%%
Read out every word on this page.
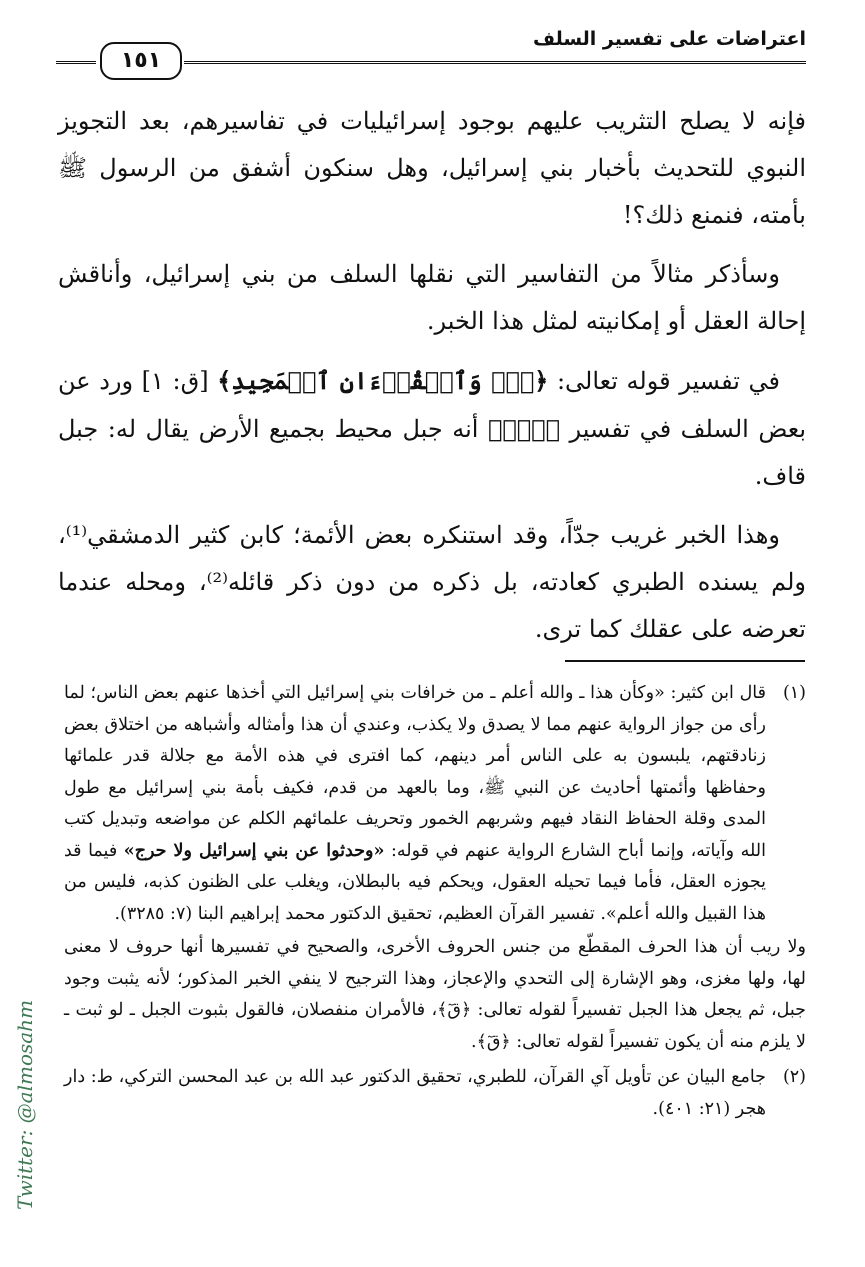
اعتراضات على تفسير السلف
١٥١

فإنه لا يصلح التثريب عليهم بوجود إسرائيليات في تفاسيرهم، بعد التجويز النبوي للتحديث بأخبار بني إسرائيل، وهل سنكون أشفق من الرسول ﷺ بأمته، فنمنع ذلك؟!

وسأذكر مثالاً من التفاسير التي نقلها السلف من بني إسرائيل، وأناقش إحالة العقل أو إمكانيته لمثل هذا الخبر.

في تفسير قوله تعالى: ﴿قٓۚ وَٱلۡقُرۡءَانِ ٱلۡمَجِيدِ﴾ [ق: ١] ورد عن بعض السلف في تفسير ﴿قٓۚ﴾ أنه جبل محيط بجميع الأرض يقال له: جبل قاف.

وهذا الخبر غريب جدّاً، وقد استنكره بعض الأئمة؛ كابن كثير الدمشقي⁽¹⁾، ولم يسنده الطبري كعادته، بل ذكره من دون ذكر قائله⁽²⁾، ومحله عندما تعرضه على عقلك كما ترى.

(١)
قال ابن كثير: «وكأن هذا ـ والله أعلم ـ من خرافات بني إسرائيل التي أخذها عنهم بعض الناس؛ لما رأى من جواز الرواية عنهم مما لا يصدق ولا يكذب، وعندي أن هذا وأمثاله وأشباهه من اختلاق بعض زنادقتهم، يلبسون به على الناس أمر دينهم، كما افترى في هذه الأمة مع جلالة قدر علمائها وحفاظها وأئمتها أحاديث عن النبي ﷺ، وما بالعهد من قدم، فكيف بأمة بني إسرائيل مع طول المدى وقلة الحفاظ النقاد فيهم وشربهم الخمور وتحريف علمائهم الكلم عن مواضعه وتبديل كتب الله وآياته، وإنما أباح الشارع الرواية عنهم في قوله: «وحدثوا عن بني إسرائيل ولا حرج» فيما قد يجوزه العقل، فأما فيما تحيله العقول، ويحكم فيه بالبطلان، ويغلب على الظنون كذبه، فليس من هذا القبيل والله أعلم». تفسير القرآن العظيم، تحقيق الدكتور محمد إبراهيم البنا (٧: ٣٢٨٥).

ولا ريب أن هذا الحرف المقطّع من جنس الحروف الأخرى، والصحيح في تفسيرها أنها حروف لا معنى لها، ولها مغزى، وهو الإشارة إلى التحدي والإعجاز، وهذا الترجيح لا ينفي الخبر المذكور؛ لأنه يثبت وجود جبل، ثم يجعل هذا الجبل تفسيراً لقوله تعالى: ﴿قٓ﴾، فالأمران منفصلان، فالقول بثبوت الجبل ـ لو ثبت ـ لا يلزم منه أن يكون تفسيراً لقوله تعالى: ﴿قٓ﴾.

(٢)
جامع البيان عن تأويل آي القرآن، للطبري، تحقيق الدكتور عبد الله بن عبد المحسن التركي، ط: دار هجر (٢١: ٤٠١).
Twitter: @almosahm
%%
Challenge
Copy the data exactly. Any picture it contains is to be omitted.

Result
Read out every word on this page.
اعتراضات على تفسير السلف
١٥١

فإنه لا يصلح التثريب عليهم بوجود إسرائيليات في تفاسيرهم، بعد التجويز النبوي للتحديث بأخبار بني إسرائيل، وهل سنكون أشفق من الرسول ﷺ بأمته، فنمنع ذلك؟!

وسأذكر مثالاً من التفاسير التي نقلها السلف من بني إسرائيل، وأناقش إحالة العقل أو إمكانيته لمثل هذا الخبر.

في تفسير قوله تعالى: ﴿قٓۚ وَٱلۡقُرۡءَانِ ٱلۡمَجِيدِ﴾ [ق: ١] ورد عن بعض السلف في تفسير ﴿قٓۚ﴾ أنه جبل محيط بجميع الأرض يقال له: جبل قاف.

وهذا الخبر غريب جدّاً، وقد استنكره بعض الأئمة؛ كابن كثير الدمشقي⁽¹⁾، ولم يسنده الطبري كعادته، بل ذكره من دون ذكر قائله⁽²⁾، ومحله عندما تعرضه على عقلك كما ترى.

(١)
قال ابن كثير: «وكأن هذا ـ والله أعلم ـ من خرافات بني إسرائيل التي أخذها عنهم بعض الناس؛ لما رأى من جواز الرواية عنهم مما لا يصدق ولا يكذب، وعندي أن هذا وأمثاله وأشباهه من اختلاق بعض زنادقتهم، يلبسون به على الناس أمر دينهم، كما افترى في هذه الأمة مع جلالة قدر علمائها وحفاظها وأئمتها أحاديث عن النبي ﷺ، وما بالعهد من قدم، فكيف بأمة بني إسرائيل مع طول المدى وقلة الحفاظ النقاد فيهم وشربهم الخمور وتحريف علمائهم الكلم عن مواضعه وتبديل كتب الله وآياته، وإنما أباح الشارع الرواية عنهم في قوله: «وحدثوا عن بني إسرائيل ولا حرج» فيما قد يجوزه العقل، فأما فيما تحيله العقول، ويحكم فيه بالبطلان، ويغلب على الظنون كذبه، فليس من هذا القبيل والله أعلم». تفسير القرآن العظيم، تحقيق الدكتور محمد إبراهيم البنا (٧: ٣٢٨٥).

ولا ريب أن هذا الحرف المقطّع من جنس الحروف الأخرى، والصحيح في تفسيرها أنها حروف لا معنى لها، ولها مغزى، وهو الإشارة إلى التحدي والإعجاز، وهذا الترجيح لا ينفي الخبر المذكور؛ لأنه يثبت وجود جبل، ثم يجعل هذا الجبل تفسيراً لقوله تعالى: ﴿قٓ﴾، فالأمران منفصلان، فالقول بثبوت الجبل ـ لو ثبت ـ لا يلزم منه أن يكون تفسيراً لقوله تعالى: ﴿قٓ﴾.

(٢)
جامع البيان عن تأويل آي القرآن، للطبري، تحقيق الدكتور عبد الله بن عبد المحسن التركي، ط: دار هجر (٢١: ٤٠١).
Twitter: @almosahm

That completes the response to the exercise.